Your instructions:
Leave out every picture, and restate word for word only the lines from the one containing "Convert this screenshot" through the end of the material.

** START **

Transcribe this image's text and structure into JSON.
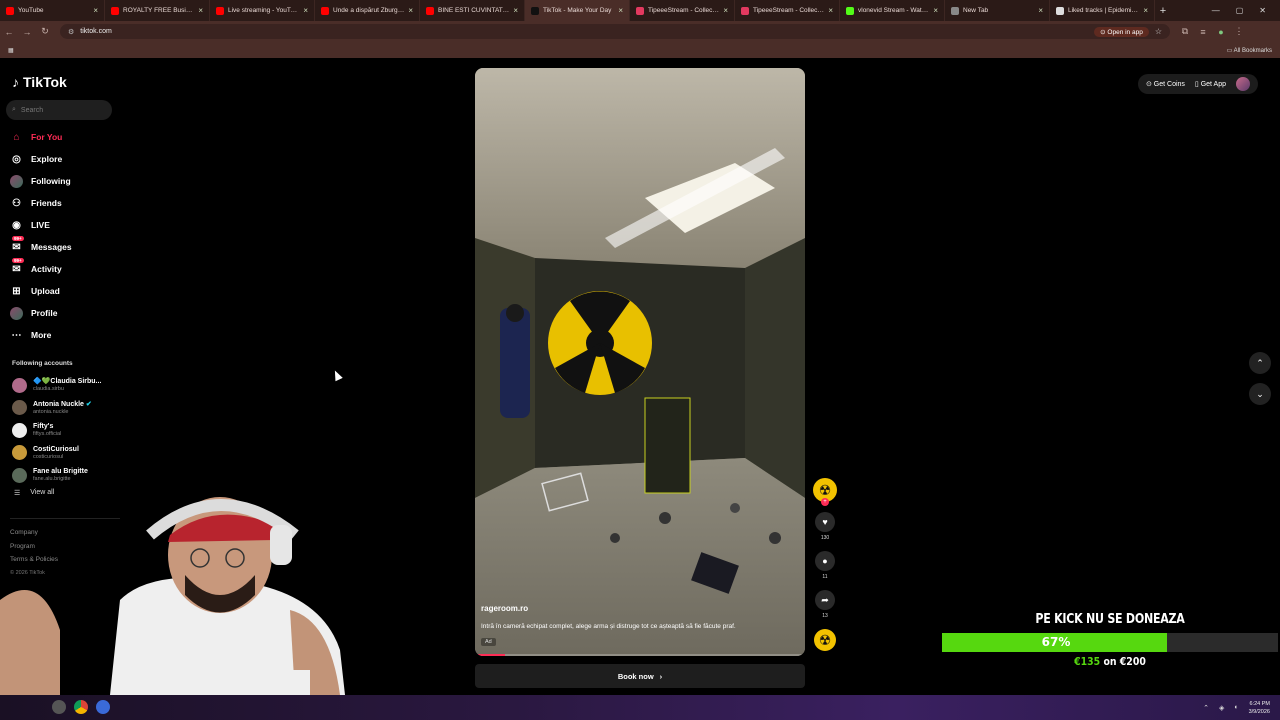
{
  "browser": {
    "tabs": [
      {
        "title": "YouTube",
        "color": "#ff0000"
      },
      {
        "title": "ROYALTY FREE Business M...",
        "color": "#ff0000"
      },
      {
        "title": "Live streaming - YouTube...",
        "color": "#ff0000"
      },
      {
        "title": "Unde a dispărut Zburgeri...",
        "color": "#ff0000"
      },
      {
        "title": "BINE ESTI CUVINTAT DO...",
        "color": "#ff0000"
      },
      {
        "title": "TikTok - Make Your Day",
        "color": "#111111",
        "active": true
      },
      {
        "title": "TipeeeStream - Collect Tip...",
        "color": "#e2395f"
      },
      {
        "title": "TipeeeStream - Collect Tip...",
        "color": "#e2395f"
      },
      {
        "title": "vlonevid Stream - Watch...",
        "color": "#53fc18"
      },
      {
        "title": "New Tab",
        "color": "#888888"
      },
      {
        "title": "Liked tracks | Epidemic Sou...",
        "color": "#dddddd"
      }
    ],
    "url": "tiktok.com",
    "open_in_app": "Open in app",
    "all_bookmarks": "All Bookmarks"
  },
  "tiktok": {
    "logo": "TikTok",
    "search_placeholder": "Search",
    "nav": [
      {
        "label": "For You",
        "icon": "home-icon",
        "active": true
      },
      {
        "label": "Explore",
        "icon": "compass-icon"
      },
      {
        "label": "Following",
        "icon": "following-avatar"
      },
      {
        "label": "Friends",
        "icon": "friends-icon"
      },
      {
        "label": "LIVE",
        "icon": "live-icon"
      },
      {
        "label": "Messages",
        "icon": "messages-icon",
        "badge": "99+"
      },
      {
        "label": "Activity",
        "icon": "activity-icon",
        "badge": "99+"
      },
      {
        "label": "Upload",
        "icon": "upload-icon"
      },
      {
        "label": "Profile",
        "icon": "profile-avatar"
      },
      {
        "label": "More",
        "icon": "more-icon"
      }
    ],
    "following_title": "Following accounts",
    "accounts": [
      {
        "name": "🔷💚Claudia Sirbu...",
        "handle": "claudia.sirbu",
        "color": "#b06a8a"
      },
      {
        "name": "Antonia Nuckle",
        "handle": "antonia.nuckle",
        "verified": true,
        "color": "#6b5a4a"
      },
      {
        "name": "Fifty's",
        "handle": "fiftys.official",
        "color": "#eeeeee"
      },
      {
        "name": "CostiCuriosul",
        "handle": "costicuriosul",
        "color": "#c89a3a"
      },
      {
        "name": "Fane alu Brigitte",
        "handle": "fane.alu.brigitte",
        "color": "#5a6a5a"
      }
    ],
    "view_all": "View all",
    "footer": [
      "Company",
      "Program",
      "Terms & Policies"
    ],
    "copyright": "© 2026 TikTok",
    "get_coins": "Get Coins",
    "get_app": "Get App",
    "video": {
      "username": "rageroom.ro",
      "description": "Intră în cameră echipat complet, alege arma și distruge tot ce așteaptă să fie făcute praf.",
      "ad_label": "Ad",
      "progress": 0.09
    },
    "book_now": "Book now",
    "actions": {
      "likes": "130",
      "comments": "11",
      "shares": "13"
    }
  },
  "overlay": {
    "title": "PE KICK NU SE DONEAZA",
    "percent_label": "67%",
    "progress": 0.67,
    "raised": "€135",
    "on": "on",
    "goal": "€200"
  },
  "taskbar": {
    "time": "6:24 PM",
    "date": "3/9/2026"
  }
}
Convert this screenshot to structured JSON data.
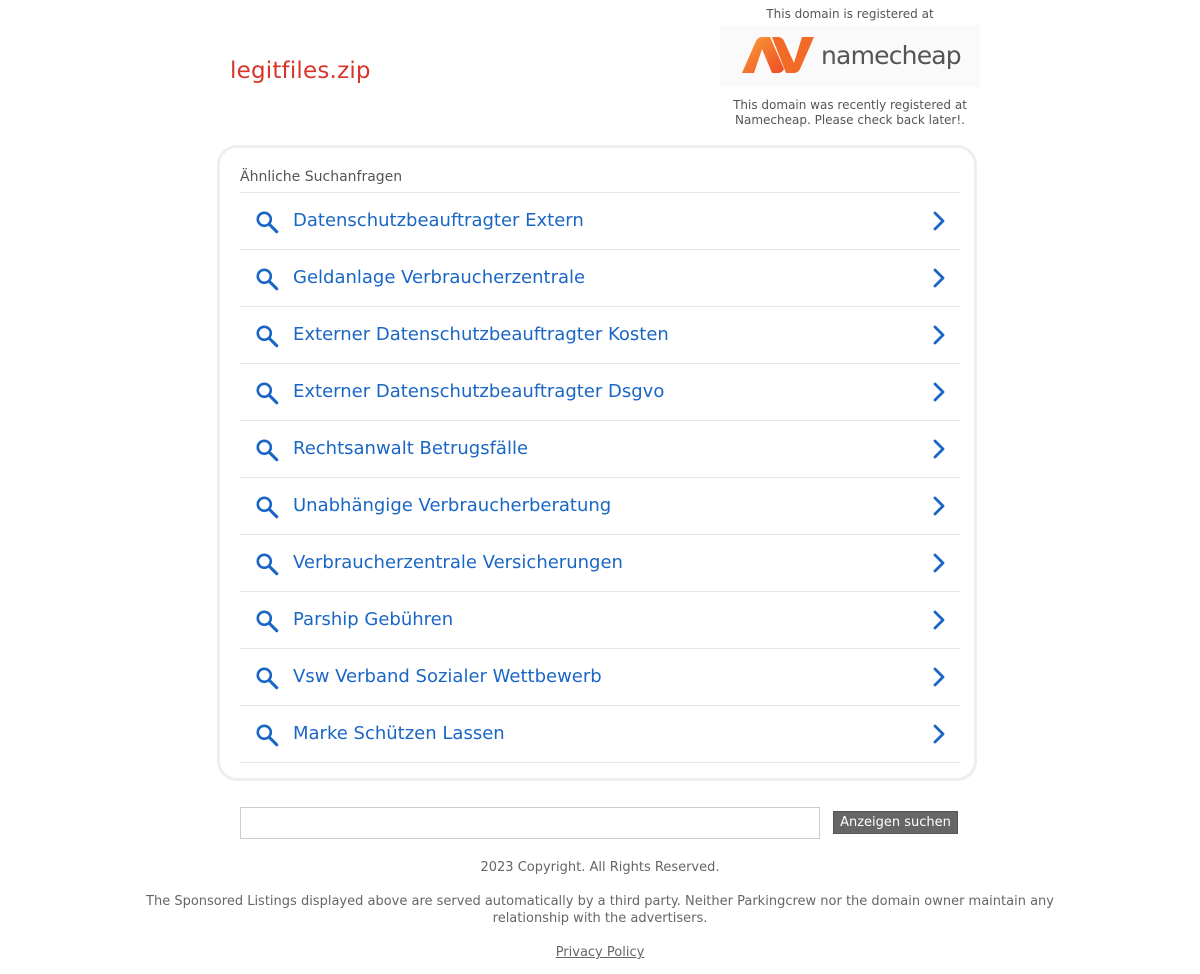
{
  "domain": "legitfiles.zip",
  "registrar": {
    "top_text": "This domain is registered at",
    "logo_text": "namecheap",
    "note": "This domain was recently registered at Namecheap. Please check back later!."
  },
  "related": {
    "heading": "Ähnliche Suchanfragen",
    "items": [
      {
        "label": "Datenschutzbeauftragter Extern"
      },
      {
        "label": "Geldanlage Verbraucherzentrale"
      },
      {
        "label": "Externer Datenschutzbeauftragter Kosten"
      },
      {
        "label": "Externer Datenschutzbeauftragter Dsgvo"
      },
      {
        "label": "Rechtsanwalt Betrugsfälle"
      },
      {
        "label": "Unabhängige Verbraucherberatung"
      },
      {
        "label": "Verbraucherzentrale Versicherungen"
      },
      {
        "label": "Parship Gebühren"
      },
      {
        "label": "Vsw Verband Sozialer Wettbewerb"
      },
      {
        "label": "Marke Schützen Lassen"
      }
    ]
  },
  "search": {
    "value": "",
    "button_label": "Anzeigen suchen"
  },
  "footer": {
    "copyright": "2023 Copyright. All Rights Reserved.",
    "disclaimer": "The Sponsored Listings displayed above are served automatically by a third party. Neither Parkingcrew nor the domain owner maintain any relationship with the advertisers.",
    "privacy": "Privacy Policy"
  },
  "colors": {
    "domain_title": "#d8352a",
    "link": "#1a66c4",
    "logo_orange": "#f26a25"
  },
  "icons": {
    "search": "search-icon",
    "chevron": "chevron-right-icon",
    "logo": "namecheap-logo-icon"
  }
}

** END **

Solution to the exercise:
Convert this screenshot to structured JSON data.
{
  "domain": "legitfiles.zip",
  "registrar": {
    "top_text": "This domain is registered at",
    "logo_text": "namecheap",
    "note": "This domain was recently registered at Namecheap. Please check back later!."
  },
  "related": {
    "heading": "Ähnliche Suchanfragen",
    "items": [
      {
        "label": "Datenschutzbeauftragter Extern"
      },
      {
        "label": "Geldanlage Verbraucherzentrale"
      },
      {
        "label": "Externer Datenschutzbeauftragter Kosten"
      },
      {
        "label": "Externer Datenschutzbeauftragter Dsgvo"
      },
      {
        "label": "Rechtsanwalt Betrugsfälle"
      },
      {
        "label": "Unabhängige Verbraucherberatung"
      },
      {
        "label": "Verbraucherzentrale Versicherungen"
      },
      {
        "label": "Parship Gebühren"
      },
      {
        "label": "Vsw Verband Sozialer Wettbewerb"
      },
      {
        "label": "Marke Schützen Lassen"
      }
    ]
  },
  "search": {
    "value": "",
    "button_label": "Anzeigen suchen"
  },
  "footer": {
    "copyright": "2023 Copyright. All Rights Reserved.",
    "disclaimer": "The Sponsored Listings displayed above are served automatically by a third party. Neither Parkingcrew nor the domain owner maintain any relationship with the advertisers.",
    "privacy": "Privacy Policy"
  },
  "colors": {
    "domain_title": "#d8352a",
    "link": "#1a66c4",
    "logo_orange": "#f26a25"
  },
  "icons": {
    "search": "search-icon",
    "chevron": "chevron-right-icon",
    "logo": "namecheap-logo-icon"
  }
}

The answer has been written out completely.